STATED EXERCISE:
Below are some records. Copy every line in them that holds "ylabel".

━━ MATERIAL SUPPLIED ━━

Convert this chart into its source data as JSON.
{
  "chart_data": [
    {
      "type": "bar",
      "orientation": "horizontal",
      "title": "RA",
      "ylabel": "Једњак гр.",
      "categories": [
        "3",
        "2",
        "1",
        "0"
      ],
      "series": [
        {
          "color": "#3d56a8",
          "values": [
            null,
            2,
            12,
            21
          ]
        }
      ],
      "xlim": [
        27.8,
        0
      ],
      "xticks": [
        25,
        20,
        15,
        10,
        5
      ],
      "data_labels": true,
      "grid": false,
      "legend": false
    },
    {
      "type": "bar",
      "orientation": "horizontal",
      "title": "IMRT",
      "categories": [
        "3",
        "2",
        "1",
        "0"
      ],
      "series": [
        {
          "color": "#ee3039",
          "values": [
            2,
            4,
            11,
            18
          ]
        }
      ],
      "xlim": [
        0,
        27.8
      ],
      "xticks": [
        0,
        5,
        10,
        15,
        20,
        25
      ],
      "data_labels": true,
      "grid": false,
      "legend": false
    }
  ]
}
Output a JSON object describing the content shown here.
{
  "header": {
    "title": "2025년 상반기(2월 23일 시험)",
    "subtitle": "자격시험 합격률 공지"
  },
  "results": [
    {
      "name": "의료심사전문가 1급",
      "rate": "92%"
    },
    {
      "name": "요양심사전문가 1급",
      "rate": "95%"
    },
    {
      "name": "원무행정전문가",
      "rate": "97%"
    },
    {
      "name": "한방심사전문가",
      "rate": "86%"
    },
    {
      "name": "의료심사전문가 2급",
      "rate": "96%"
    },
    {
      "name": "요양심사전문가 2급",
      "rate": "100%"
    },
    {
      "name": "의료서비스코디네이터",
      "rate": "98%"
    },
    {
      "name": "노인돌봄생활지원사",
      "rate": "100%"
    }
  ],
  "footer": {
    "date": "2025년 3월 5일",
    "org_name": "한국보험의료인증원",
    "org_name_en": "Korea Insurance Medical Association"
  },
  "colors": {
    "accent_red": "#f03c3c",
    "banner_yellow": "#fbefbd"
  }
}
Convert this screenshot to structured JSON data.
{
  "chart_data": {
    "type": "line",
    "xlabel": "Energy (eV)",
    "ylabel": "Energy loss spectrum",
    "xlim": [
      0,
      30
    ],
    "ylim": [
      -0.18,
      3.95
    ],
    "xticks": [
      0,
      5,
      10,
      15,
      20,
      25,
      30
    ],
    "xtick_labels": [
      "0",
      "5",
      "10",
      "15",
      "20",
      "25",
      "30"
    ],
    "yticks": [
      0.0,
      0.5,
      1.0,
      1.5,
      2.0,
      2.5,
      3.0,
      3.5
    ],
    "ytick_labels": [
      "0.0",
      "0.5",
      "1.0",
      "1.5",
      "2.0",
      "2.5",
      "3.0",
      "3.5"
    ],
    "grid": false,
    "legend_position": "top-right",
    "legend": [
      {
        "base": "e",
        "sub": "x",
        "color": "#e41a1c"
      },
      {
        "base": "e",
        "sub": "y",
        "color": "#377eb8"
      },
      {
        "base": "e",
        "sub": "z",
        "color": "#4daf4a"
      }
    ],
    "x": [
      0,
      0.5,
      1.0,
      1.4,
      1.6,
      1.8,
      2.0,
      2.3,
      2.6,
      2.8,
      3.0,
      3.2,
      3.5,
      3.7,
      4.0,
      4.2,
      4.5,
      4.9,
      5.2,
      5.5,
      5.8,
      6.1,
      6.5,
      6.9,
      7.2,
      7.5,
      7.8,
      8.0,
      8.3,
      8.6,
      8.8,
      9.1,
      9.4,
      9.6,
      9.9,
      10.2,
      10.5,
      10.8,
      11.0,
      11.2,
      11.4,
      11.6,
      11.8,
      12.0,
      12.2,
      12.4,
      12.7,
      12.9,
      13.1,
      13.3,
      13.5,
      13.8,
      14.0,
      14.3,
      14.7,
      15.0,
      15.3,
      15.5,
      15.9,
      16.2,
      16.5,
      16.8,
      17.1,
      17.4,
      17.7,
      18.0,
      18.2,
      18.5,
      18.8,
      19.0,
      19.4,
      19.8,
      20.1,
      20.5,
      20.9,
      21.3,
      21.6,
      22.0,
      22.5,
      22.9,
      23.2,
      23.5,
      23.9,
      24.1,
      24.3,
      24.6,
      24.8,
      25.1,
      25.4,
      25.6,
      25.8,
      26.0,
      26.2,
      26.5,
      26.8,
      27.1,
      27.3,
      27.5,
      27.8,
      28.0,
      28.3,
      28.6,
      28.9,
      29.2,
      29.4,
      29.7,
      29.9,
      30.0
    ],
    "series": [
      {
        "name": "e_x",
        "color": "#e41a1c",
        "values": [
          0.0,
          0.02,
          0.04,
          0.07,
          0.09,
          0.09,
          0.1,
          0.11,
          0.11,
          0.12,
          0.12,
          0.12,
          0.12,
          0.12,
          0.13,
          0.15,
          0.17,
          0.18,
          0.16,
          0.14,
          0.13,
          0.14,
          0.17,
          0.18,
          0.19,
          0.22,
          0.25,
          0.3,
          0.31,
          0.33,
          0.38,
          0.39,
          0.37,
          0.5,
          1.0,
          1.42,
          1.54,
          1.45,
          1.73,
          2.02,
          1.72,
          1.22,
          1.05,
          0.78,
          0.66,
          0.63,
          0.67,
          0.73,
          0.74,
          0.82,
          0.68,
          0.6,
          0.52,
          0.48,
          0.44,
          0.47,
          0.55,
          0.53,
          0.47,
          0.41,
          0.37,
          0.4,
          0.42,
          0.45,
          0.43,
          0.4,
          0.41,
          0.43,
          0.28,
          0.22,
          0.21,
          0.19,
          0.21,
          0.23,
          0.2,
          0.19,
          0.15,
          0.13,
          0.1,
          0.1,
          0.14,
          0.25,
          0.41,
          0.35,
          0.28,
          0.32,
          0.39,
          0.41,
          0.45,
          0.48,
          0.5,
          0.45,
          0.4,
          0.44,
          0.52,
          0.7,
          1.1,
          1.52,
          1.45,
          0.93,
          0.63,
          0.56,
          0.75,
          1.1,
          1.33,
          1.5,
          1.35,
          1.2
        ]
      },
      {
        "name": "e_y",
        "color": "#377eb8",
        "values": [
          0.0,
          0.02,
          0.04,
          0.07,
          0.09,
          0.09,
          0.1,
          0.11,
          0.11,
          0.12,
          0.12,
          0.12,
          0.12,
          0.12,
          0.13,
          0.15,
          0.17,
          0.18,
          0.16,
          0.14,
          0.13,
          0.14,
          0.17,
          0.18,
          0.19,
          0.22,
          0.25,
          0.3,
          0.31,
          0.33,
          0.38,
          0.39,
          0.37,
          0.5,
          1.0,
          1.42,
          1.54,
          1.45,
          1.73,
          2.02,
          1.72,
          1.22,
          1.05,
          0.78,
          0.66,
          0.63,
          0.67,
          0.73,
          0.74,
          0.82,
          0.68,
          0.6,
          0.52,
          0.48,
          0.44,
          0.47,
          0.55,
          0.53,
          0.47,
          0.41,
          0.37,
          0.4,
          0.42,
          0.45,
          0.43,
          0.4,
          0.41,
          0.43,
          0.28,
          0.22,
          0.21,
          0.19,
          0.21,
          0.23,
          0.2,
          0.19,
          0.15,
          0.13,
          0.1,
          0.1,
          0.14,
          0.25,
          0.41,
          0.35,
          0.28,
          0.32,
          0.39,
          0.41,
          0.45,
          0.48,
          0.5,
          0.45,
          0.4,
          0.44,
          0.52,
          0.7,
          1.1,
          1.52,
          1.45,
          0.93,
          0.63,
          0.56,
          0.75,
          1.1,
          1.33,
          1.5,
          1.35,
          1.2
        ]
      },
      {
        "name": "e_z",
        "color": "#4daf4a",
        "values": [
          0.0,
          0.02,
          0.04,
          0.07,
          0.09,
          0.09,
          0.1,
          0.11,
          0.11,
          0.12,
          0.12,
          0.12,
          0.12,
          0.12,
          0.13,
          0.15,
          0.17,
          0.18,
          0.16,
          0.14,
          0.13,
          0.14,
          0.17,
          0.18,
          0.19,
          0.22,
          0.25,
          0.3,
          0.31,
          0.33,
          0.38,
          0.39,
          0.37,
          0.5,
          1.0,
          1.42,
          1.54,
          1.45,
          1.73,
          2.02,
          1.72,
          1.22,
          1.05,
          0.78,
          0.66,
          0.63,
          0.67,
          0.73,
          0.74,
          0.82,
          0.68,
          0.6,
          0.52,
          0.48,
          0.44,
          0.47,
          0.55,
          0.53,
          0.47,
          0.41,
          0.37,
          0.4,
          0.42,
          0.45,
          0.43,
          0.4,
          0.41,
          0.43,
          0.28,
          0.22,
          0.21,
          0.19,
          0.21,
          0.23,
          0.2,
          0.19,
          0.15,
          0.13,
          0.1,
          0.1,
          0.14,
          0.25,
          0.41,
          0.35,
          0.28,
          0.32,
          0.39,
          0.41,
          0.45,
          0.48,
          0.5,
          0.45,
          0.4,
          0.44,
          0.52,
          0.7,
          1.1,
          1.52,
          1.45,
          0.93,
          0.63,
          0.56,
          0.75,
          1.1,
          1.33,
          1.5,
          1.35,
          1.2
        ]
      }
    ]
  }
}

━━━

SOLUTION TO THE PROBLEM:
      "ylabel": "Једњак гр.",
    "ylabel": "Energy loss spectrum",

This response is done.